[DIRECTION]
For the copy, please give all of the data again exactly and leave the pictures out.

+++

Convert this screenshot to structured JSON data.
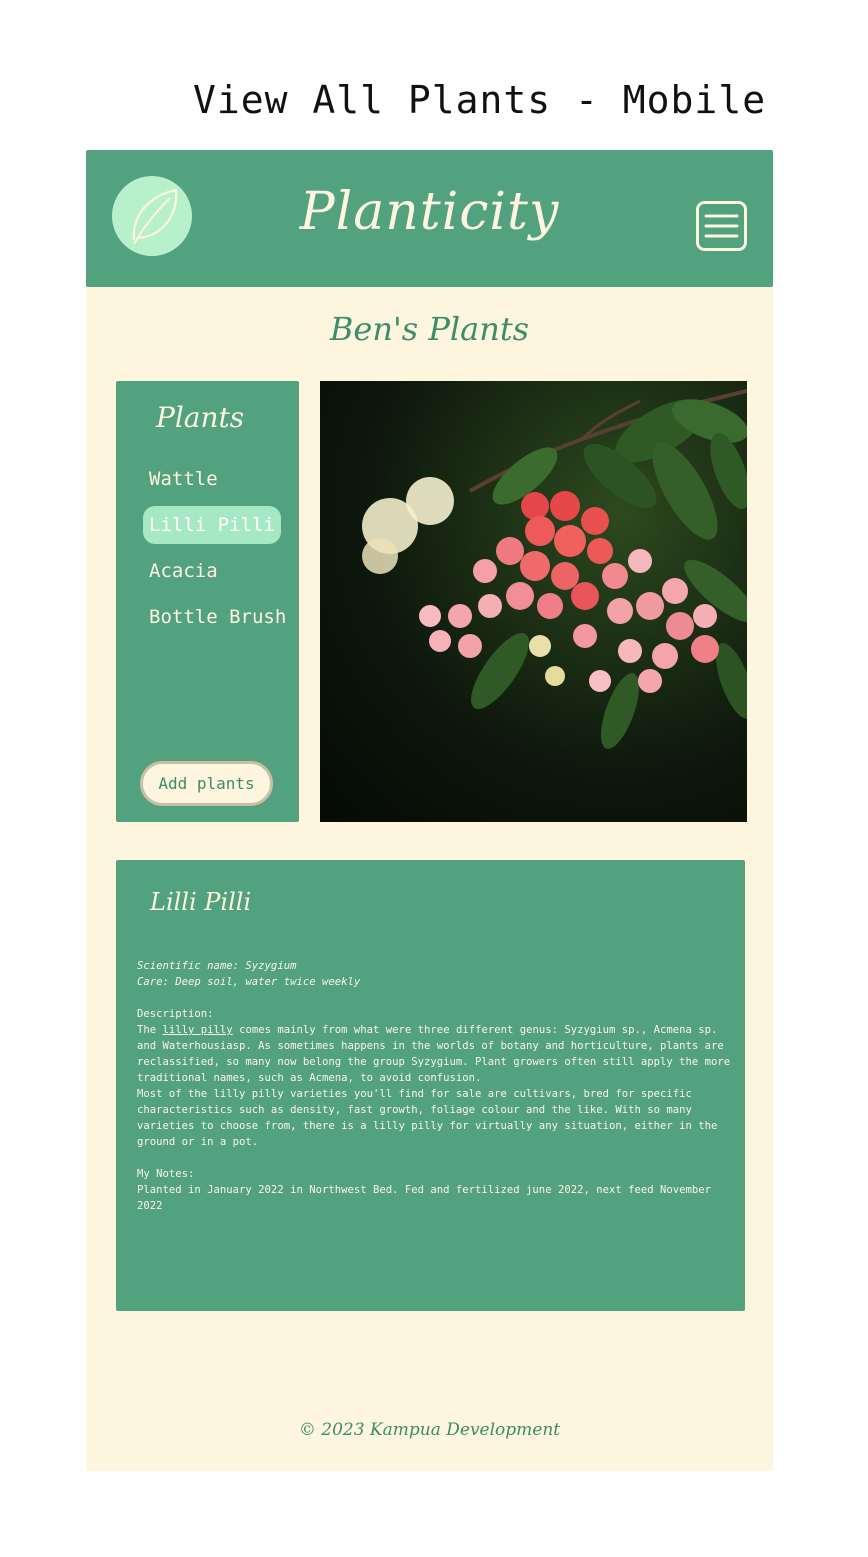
{
  "page_heading": "View All Plants - Mobile",
  "header": {
    "brand": "Planticity",
    "logo_icon": "leaf-icon",
    "menu_icon": "hamburger-menu-icon"
  },
  "owner_title": "Ben's Plants",
  "sidebar": {
    "title": "Plants",
    "items": [
      {
        "label": "Wattle",
        "active": false
      },
      {
        "label": "Lilli Pilli",
        "active": true
      },
      {
        "label": "Acacia",
        "active": false
      },
      {
        "label": "Bottle Brush",
        "active": false
      }
    ],
    "add_button": "Add plants"
  },
  "detail": {
    "title": "Lilli Pilli",
    "scientific_line": "Scientific name: Syzygium",
    "care_line": "Care: Deep soil, water twice weekly",
    "description_label": "Description:",
    "description_prefix": "The",
    "description_link": "lilly pilly",
    "description_p1_rest": "comes mainly from what were three different genus: Syzygium sp., Acmena sp. and Waterhousiasp. As sometimes happens in the worlds of botany and horticulture, plants are reclassified, so many now belong the group Syzygium. Plant growers often still apply the more traditional names, such as Acmena, to avoid confusion.",
    "description_p2": "Most of the lilly pilly varieties you'll find for sale are cultivars, bred for specific characteristics such as density, fast growth, foliage colour and the like. With so many varieties to choose from, there is a lilly pilly for virtually any situation, either in the ground or in a pot.",
    "notes_label": "My Notes:",
    "notes": "Planted in January 2022 in Northwest Bed. Fed and fertilized june 2022, next feed November 2022"
  },
  "footer": "© 2023 Kampua Development",
  "colors": {
    "primary_green": "#52a17f",
    "cream": "#fdf5de",
    "mint": "#b6f1cb",
    "highlight": "#a5e8c3",
    "title_green": "#3c8d6a"
  }
}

+++

[RESULT OF THIS TASK]
Convert this screenshot to structured JSON data.
{
  "page_heading": "View All Plants - Mobile",
  "header": {
    "brand": "Planticity",
    "logo_icon": "leaf-icon",
    "menu_icon": "hamburger-menu-icon"
  },
  "owner_title": "Ben's Plants",
  "sidebar": {
    "title": "Plants",
    "items": [
      {
        "label": "Wattle",
        "active": false
      },
      {
        "label": "Lilli Pilli",
        "active": true
      },
      {
        "label": "Acacia",
        "active": false
      },
      {
        "label": "Bottle Brush",
        "active": false
      }
    ],
    "add_button": "Add plants"
  },
  "detail": {
    "title": "Lilli Pilli",
    "scientific_line": "Scientific name: Syzygium",
    "care_line": "Care: Deep soil, water twice weekly",
    "description_label": "Description:",
    "description_prefix": "The",
    "description_link": "lilly pilly",
    "description_p1_rest": "comes mainly from what were three different genus: Syzygium sp., Acmena sp. and Waterhousiasp. As sometimes happens in the worlds of botany and horticulture, plants are reclassified, so many now belong the group Syzygium. Plant growers often still apply the more traditional names, such as Acmena, to avoid confusion.",
    "description_p2": "Most of the lilly pilly varieties you'll find for sale are cultivars, bred for specific characteristics such as density, fast growth, foliage colour and the like. With so many varieties to choose from, there is a lilly pilly for virtually any situation, either in the ground or in a pot.",
    "notes_label": "My Notes:",
    "notes": "Planted in January 2022 in Northwest Bed. Fed and fertilized june 2022, next feed November 2022"
  },
  "footer": "© 2023 Kampua Development",
  "colors": {
    "primary_green": "#52a17f",
    "cream": "#fdf5de",
    "mint": "#b6f1cb",
    "highlight": "#a5e8c3",
    "title_green": "#3c8d6a"
  }
}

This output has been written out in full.